OBJECTIVE.
Pictures do not belong in the copy; restate the records below word for word.

RECORDED DATA.
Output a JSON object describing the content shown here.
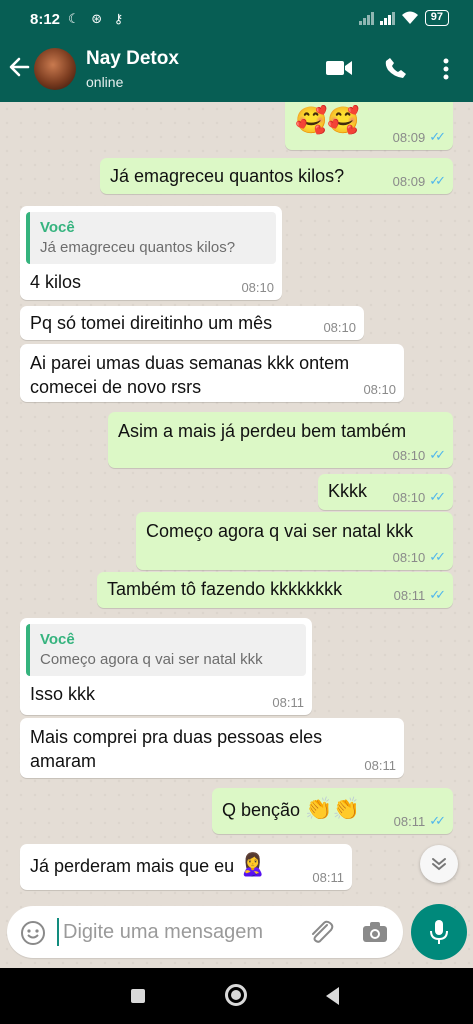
{
  "status_bar": {
    "time": "8:12",
    "left_icons": "☾ ⊛ ⚷",
    "battery": "97"
  },
  "header": {
    "contact_name": "Nay Detox",
    "contact_status": "online"
  },
  "messages": [
    {
      "text": "🥰🥰",
      "time": "08:09"
    },
    {
      "text": "Já emagreceu quantos kilos?",
      "time": "08:09"
    },
    {
      "quote_author": "Você",
      "quote_text": "Já emagreceu quantos kilos?",
      "text": "4 kilos",
      "time": "08:10"
    },
    {
      "text": "Pq só tomei direitinho um mês",
      "time": "08:10"
    },
    {
      "line1": "Ai parei umas duas semanas kkk ontem",
      "line2": "comecei de novo rsrs",
      "time": "08:10"
    },
    {
      "text": "Asim a mais já perdeu bem também",
      "time": "08:10"
    },
    {
      "text": "Kkkk",
      "time": "08:10"
    },
    {
      "text": "Começo agora q vai ser natal kkk",
      "time": "08:10"
    },
    {
      "text": "Também tô fazendo kkkkkkkk",
      "time": "08:11"
    },
    {
      "quote_author": "Você",
      "quote_text": "Começo agora q vai ser natal kkk",
      "text": "Isso kkk",
      "time": "08:11"
    },
    {
      "line1": "Mais comprei pra duas pessoas eles",
      "line2": "amaram",
      "time": "08:11"
    },
    {
      "text": "Q benção",
      "emoji": "👏👏",
      "time": "08:11"
    },
    {
      "text": "Já perderam mais que eu",
      "emoji": "🙎‍♀️",
      "time": "08:11"
    }
  ],
  "input": {
    "placeholder": "Digite uma mensagem"
  },
  "icons": {
    "back": "back-arrow-icon",
    "video": "video-call-icon",
    "call": "phone-icon",
    "menu": "more-vert-icon",
    "emoji": "emoji-icon",
    "attach": "paperclip-icon",
    "camera": "camera-icon",
    "mic": "mic-icon",
    "scroll": "chevron-double-down-icon"
  },
  "colors": {
    "header": "#075e54",
    "outgoing": "#dcf8c6",
    "incoming": "#ffffff",
    "read_ticks": "#4fb6ec",
    "accent": "#00897b"
  }
}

ANSWER TO THIS PROBLEM.
Output a JSON object describing the content shown here.
{
  "status_bar": {
    "time": "8:12",
    "left_icons": "☾ ⊛ ⚷",
    "battery": "97"
  },
  "header": {
    "contact_name": "Nay Detox",
    "contact_status": "online"
  },
  "messages": [
    {
      "text": "🥰🥰",
      "time": "08:09"
    },
    {
      "text": "Já emagreceu quantos kilos?",
      "time": "08:09"
    },
    {
      "quote_author": "Você",
      "quote_text": "Já emagreceu quantos kilos?",
      "text": "4 kilos",
      "time": "08:10"
    },
    {
      "text": "Pq só tomei direitinho um mês",
      "time": "08:10"
    },
    {
      "line1": "Ai parei umas duas semanas kkk ontem",
      "line2": "comecei de novo rsrs",
      "time": "08:10"
    },
    {
      "text": "Asim a mais já perdeu bem também",
      "time": "08:10"
    },
    {
      "text": "Kkkk",
      "time": "08:10"
    },
    {
      "text": "Começo agora q vai ser natal kkk",
      "time": "08:10"
    },
    {
      "text": "Também tô fazendo kkkkkkkk",
      "time": "08:11"
    },
    {
      "quote_author": "Você",
      "quote_text": "Começo agora q vai ser natal kkk",
      "text": "Isso kkk",
      "time": "08:11"
    },
    {
      "line1": "Mais comprei pra duas pessoas eles",
      "line2": "amaram",
      "time": "08:11"
    },
    {
      "text": "Q benção",
      "emoji": "👏👏",
      "time": "08:11"
    },
    {
      "text": "Já perderam mais que eu",
      "emoji": "🙎‍♀️",
      "time": "08:11"
    }
  ],
  "input": {
    "placeholder": "Digite uma mensagem"
  },
  "icons": {
    "back": "back-arrow-icon",
    "video": "video-call-icon",
    "call": "phone-icon",
    "menu": "more-vert-icon",
    "emoji": "emoji-icon",
    "attach": "paperclip-icon",
    "camera": "camera-icon",
    "mic": "mic-icon",
    "scroll": "chevron-double-down-icon"
  },
  "colors": {
    "header": "#075e54",
    "outgoing": "#dcf8c6",
    "incoming": "#ffffff",
    "read_ticks": "#4fb6ec",
    "accent": "#00897b"
  }
}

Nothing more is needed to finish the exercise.